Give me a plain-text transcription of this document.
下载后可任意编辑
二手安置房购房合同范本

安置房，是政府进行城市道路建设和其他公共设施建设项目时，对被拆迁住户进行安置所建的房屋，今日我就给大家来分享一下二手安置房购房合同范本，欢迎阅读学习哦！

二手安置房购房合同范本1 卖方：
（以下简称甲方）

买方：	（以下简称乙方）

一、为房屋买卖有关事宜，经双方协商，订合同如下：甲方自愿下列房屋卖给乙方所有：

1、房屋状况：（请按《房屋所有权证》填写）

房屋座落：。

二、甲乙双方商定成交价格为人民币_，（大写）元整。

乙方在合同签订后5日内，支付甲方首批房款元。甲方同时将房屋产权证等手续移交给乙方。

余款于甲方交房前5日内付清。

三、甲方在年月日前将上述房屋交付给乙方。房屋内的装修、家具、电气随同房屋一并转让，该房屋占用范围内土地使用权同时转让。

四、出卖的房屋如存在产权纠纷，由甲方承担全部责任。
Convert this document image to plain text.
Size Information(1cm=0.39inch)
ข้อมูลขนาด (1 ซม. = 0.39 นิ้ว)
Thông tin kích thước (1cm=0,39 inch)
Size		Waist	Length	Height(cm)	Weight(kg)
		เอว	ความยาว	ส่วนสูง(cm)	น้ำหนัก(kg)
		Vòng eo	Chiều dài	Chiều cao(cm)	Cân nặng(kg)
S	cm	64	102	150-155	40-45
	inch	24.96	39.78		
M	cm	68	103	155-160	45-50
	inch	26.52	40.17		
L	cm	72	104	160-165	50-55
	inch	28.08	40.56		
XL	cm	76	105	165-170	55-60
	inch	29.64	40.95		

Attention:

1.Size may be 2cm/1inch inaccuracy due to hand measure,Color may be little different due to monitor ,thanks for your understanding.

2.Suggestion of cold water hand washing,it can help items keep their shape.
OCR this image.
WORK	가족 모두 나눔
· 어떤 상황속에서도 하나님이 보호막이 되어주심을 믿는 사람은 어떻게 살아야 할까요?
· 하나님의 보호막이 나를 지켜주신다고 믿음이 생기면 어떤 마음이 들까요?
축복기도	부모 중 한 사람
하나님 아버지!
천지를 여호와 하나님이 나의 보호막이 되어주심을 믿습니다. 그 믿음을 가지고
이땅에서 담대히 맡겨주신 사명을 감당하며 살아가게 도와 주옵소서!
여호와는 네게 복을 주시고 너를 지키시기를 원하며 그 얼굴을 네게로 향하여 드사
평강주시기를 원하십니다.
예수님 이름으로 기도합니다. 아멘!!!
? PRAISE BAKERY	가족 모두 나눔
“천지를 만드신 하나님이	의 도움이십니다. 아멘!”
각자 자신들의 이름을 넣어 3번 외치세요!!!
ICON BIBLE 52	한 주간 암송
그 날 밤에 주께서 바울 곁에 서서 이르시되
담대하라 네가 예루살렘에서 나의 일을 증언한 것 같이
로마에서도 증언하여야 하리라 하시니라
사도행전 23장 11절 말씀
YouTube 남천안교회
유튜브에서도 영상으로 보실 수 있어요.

▶ _PROBLEM DETAILS_
In the lines above, locate the string "document". Copy every line where it occurs.

▶ _SOLUTION_
Give me a plain-text transcription of this document.
Convert this document image to plain text.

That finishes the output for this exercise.